(Prompt)
With the line containing "Read out every word on this page." as the first line and the last line of the records as the final one, reproduce that range exactly.

(Data for this exercise)

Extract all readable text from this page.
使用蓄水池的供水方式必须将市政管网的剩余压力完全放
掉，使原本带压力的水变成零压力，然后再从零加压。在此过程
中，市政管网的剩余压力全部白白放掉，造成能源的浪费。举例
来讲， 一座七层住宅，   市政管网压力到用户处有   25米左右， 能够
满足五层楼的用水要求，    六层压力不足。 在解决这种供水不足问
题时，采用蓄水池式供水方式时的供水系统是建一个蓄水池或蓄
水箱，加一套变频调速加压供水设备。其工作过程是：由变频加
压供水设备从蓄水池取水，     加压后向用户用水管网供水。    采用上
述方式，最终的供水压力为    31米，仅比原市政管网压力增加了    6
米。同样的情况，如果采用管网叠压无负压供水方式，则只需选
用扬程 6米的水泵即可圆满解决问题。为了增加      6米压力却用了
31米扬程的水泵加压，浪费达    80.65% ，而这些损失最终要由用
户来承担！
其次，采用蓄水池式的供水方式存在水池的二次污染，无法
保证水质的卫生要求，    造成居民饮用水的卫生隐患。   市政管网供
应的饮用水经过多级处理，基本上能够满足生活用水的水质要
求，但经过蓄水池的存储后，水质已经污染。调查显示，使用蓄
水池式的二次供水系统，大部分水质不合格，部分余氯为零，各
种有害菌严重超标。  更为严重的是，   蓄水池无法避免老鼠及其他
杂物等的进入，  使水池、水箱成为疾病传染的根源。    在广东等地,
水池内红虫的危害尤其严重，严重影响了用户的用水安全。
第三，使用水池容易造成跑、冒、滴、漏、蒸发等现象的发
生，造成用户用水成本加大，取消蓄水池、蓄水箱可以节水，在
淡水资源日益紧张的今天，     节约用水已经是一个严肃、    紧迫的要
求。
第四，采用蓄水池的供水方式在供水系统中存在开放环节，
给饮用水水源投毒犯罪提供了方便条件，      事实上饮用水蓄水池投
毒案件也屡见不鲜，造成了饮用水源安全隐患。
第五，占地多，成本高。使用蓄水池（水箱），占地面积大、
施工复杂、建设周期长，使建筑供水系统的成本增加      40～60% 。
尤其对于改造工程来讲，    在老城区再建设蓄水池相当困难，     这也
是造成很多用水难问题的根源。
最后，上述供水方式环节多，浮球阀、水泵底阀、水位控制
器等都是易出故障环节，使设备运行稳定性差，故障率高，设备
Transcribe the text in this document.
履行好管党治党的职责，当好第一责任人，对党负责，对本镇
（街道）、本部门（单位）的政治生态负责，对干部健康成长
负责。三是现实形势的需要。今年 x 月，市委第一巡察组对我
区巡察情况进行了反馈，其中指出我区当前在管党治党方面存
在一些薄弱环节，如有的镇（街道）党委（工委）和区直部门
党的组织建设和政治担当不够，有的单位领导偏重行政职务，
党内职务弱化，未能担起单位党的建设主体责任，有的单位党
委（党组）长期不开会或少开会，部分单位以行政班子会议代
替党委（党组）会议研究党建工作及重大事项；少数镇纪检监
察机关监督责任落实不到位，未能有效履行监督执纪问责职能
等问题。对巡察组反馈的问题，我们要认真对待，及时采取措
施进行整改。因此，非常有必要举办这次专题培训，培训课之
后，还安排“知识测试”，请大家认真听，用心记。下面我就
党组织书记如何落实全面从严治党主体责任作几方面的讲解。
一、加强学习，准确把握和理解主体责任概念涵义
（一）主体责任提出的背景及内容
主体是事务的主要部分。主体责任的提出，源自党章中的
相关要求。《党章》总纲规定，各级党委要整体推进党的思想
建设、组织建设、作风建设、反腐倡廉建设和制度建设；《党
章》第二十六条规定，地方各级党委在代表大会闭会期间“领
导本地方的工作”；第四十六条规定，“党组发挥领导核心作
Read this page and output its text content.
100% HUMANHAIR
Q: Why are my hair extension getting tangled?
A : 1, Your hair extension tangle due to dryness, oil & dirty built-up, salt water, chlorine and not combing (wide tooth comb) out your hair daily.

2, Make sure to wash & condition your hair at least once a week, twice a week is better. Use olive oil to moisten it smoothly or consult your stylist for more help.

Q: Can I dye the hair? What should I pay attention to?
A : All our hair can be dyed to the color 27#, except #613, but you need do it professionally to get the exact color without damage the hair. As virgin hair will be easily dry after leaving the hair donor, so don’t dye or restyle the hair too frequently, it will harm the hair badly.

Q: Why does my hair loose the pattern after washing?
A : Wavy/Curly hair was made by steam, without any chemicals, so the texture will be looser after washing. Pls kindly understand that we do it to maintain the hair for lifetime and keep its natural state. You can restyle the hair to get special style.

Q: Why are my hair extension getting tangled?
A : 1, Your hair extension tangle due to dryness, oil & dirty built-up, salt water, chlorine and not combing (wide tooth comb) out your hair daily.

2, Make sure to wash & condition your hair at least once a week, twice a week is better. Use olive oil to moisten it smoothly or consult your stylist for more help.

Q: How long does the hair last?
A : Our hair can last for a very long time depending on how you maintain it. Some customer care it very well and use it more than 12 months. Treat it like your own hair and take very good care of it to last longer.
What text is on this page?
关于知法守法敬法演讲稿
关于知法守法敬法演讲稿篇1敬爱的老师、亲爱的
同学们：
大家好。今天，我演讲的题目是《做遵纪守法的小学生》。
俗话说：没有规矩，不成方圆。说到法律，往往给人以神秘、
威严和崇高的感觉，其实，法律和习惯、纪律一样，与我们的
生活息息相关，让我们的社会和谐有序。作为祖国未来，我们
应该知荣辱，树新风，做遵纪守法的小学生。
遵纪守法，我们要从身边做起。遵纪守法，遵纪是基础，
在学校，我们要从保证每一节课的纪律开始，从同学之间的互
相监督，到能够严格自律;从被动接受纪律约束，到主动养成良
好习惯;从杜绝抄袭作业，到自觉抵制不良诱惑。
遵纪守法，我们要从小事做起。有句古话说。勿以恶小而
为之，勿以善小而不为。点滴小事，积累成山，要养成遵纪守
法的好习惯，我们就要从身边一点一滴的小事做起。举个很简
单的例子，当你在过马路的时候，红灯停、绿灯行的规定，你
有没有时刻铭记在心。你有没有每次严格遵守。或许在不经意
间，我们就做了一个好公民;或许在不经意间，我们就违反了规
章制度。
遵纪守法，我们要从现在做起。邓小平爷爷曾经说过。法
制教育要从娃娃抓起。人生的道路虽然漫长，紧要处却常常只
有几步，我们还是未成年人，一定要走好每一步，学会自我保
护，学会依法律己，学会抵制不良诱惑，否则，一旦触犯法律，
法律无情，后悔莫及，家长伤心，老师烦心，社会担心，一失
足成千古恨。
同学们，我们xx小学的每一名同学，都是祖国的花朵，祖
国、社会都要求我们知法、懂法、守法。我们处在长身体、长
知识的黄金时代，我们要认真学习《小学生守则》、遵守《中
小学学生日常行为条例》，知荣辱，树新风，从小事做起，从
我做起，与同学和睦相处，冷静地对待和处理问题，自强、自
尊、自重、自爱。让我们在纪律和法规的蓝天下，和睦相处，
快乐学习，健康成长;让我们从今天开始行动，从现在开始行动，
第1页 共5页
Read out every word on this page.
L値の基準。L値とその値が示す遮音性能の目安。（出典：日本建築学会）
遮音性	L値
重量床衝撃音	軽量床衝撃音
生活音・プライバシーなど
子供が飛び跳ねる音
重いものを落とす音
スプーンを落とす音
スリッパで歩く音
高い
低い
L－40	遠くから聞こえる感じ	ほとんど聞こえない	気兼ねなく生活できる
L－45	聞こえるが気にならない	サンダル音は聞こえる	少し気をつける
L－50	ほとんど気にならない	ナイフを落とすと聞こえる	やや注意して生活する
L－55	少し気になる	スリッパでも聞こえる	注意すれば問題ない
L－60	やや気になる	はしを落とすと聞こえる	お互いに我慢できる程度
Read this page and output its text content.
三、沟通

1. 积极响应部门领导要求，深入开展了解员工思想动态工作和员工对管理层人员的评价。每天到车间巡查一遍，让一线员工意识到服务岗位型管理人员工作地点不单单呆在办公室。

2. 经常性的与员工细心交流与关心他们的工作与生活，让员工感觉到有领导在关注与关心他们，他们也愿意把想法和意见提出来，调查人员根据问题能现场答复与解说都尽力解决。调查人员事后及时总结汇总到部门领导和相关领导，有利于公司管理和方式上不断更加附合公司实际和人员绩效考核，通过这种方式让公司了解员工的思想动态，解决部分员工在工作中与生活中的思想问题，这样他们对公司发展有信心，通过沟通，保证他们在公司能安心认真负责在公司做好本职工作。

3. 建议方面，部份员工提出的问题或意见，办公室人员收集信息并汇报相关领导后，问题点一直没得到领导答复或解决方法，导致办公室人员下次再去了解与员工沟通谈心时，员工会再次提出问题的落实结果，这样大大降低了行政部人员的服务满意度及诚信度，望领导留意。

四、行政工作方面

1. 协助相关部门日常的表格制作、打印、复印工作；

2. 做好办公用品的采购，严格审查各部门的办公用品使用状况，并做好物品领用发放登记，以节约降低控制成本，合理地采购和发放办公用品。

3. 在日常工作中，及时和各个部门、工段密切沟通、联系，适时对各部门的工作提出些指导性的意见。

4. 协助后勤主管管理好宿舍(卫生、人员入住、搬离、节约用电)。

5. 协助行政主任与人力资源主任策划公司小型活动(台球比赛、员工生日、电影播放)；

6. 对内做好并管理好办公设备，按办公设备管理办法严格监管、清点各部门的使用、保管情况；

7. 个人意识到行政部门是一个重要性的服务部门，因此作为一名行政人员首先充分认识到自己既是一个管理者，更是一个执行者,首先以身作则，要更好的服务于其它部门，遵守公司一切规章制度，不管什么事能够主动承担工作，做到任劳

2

(Response below)
Read out every word on this page.
L値の基準。L値とその値が示す遮音性能の目安。（出典：日本建築学会）
遮音性	L値
重量床衝撃音	軽量床衝撃音
生活音・プライバシーなど
子供が飛び跳ねる音
重いものを落とす音
スプーンを落とす音
スリッパで歩く音
高い
低い
L－40	遠くから聞こえる感じ	ほとんど聞こえない	気兼ねなく生活できる
L－45	聞こえるが気にならない	サンダル音は聞こえる	少し気をつける
L－50	ほとんど気にならない	ナイフを落とすと聞こえる	やや注意して生活する
L－55	少し気になる	スリッパでも聞こえる	注意すれば問題ない
L－60	やや気になる	はしを落とすと聞こえる	お互いに我慢できる程度
Read this page and output its text content.
三、沟通

1. 积极响应部门领导要求，深入开展了解员工思想动态工作和员工对管理层人员的评价。每天到车间巡查一遍，让一线员工意识到服务岗位型管理人员工作地点不单单呆在办公室。

2. 经常性的与员工细心交流与关心他们的工作与生活，让员工感觉到有领导在关注与关心他们，他们也愿意把想法和意见提出来，调查人员根据问题能现场答复与解说都尽力解决。调查人员事后及时总结汇总到部门领导和相关领导，有利于公司管理和方式上不断更加附合公司实际和人员绩效考核，通过这种方式让公司了解员工的思想动态，解决部分员工在工作中与生活中的思想问题，这样他们对公司发展有信心，通过沟通，保证他们在公司能安心认真负责在公司做好本职工作。

3. 建议方面，部份员工提出的问题或意见，办公室人员收集信息并汇报相关领导后，问题点一直没得到领导答复或解决方法，导致办公室人员下次再去了解与员工沟通谈心时，员工会再次提出问题的落实结果，这样大大降低了行政部人员的服务满意度及诚信度，望领导留意。

四、行政工作方面

1. 协助相关部门日常的表格制作、打印、复印工作；

2. 做好办公用品的采购，严格审查各部门的办公用品使用状况，并做好物品领用发放登记，以节约降低控制成本，合理地采购和发放办公用品。

3. 在日常工作中，及时和各个部门、工段密切沟通、联系，适时对各部门的工作提出些指导性的意见。

4. 协助后勤主管管理好宿舍(卫生、人员入住、搬离、节约用电)。

5. 协助行政主任与人力资源主任策划公司小型活动(台球比赛、员工生日、电影播放)；

6. 对内做好并管理好办公设备，按办公设备管理办法严格监管、清点各部门的使用、保管情况；

7. 个人意识到行政部门是一个重要性的服务部门，因此作为一名行政人员首先充分认识到自己既是一个管理者，更是一个执行者,首先以身作则，要更好的服务于其它部门，遵守公司一切规章制度，不管什么事能够主动承担工作，做到任劳

2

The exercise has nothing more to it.